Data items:
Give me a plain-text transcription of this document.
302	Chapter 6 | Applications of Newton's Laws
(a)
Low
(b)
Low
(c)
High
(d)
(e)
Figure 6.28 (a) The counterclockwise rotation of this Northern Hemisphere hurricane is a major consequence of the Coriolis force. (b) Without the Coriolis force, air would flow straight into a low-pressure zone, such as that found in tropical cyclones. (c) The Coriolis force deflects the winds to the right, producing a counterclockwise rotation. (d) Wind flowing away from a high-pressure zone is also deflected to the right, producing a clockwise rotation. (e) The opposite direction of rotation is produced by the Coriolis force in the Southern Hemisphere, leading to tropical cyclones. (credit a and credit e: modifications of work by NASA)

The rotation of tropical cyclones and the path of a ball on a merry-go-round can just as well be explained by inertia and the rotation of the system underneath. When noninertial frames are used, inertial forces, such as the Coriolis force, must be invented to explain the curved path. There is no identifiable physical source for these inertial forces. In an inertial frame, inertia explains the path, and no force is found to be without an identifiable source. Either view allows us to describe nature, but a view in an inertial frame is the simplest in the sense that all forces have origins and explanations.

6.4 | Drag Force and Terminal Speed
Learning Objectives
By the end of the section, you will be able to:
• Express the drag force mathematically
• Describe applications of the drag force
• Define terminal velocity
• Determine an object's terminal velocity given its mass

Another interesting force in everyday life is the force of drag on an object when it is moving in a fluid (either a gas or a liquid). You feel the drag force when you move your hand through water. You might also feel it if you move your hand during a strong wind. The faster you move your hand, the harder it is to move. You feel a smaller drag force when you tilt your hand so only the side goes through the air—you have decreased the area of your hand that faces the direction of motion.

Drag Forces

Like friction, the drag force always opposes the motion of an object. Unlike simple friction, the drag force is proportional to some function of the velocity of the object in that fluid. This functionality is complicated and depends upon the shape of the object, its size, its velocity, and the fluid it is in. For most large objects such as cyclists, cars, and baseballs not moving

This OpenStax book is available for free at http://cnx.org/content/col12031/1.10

◆ What to do ◆
Identify the lines that contain the string "moving", and copy every one of them.

◆ Solution ◆
Another interesting force in everyday life is the force of drag on an object when it is moving in a fluid (either a gas or a liquid). You feel the drag force when you move your hand through water. You might also feel it if you move your hand during a strong wind. The faster you move your hand, the harder it is to move. You feel a smaller drag force when you tilt your hand so only the side goes through the air—you have decreased the area of your hand that faces the direction of motion.
Like friction, the drag force always opposes the motion of an object. Unlike simple friction, the drag force is proportional to some function of the velocity of the object in that fluid. This functionality is complicated and depends upon the shape of the object, its size, its velocity, and the fluid it is in. For most large objects such as cyclists, cars, and baseballs not moving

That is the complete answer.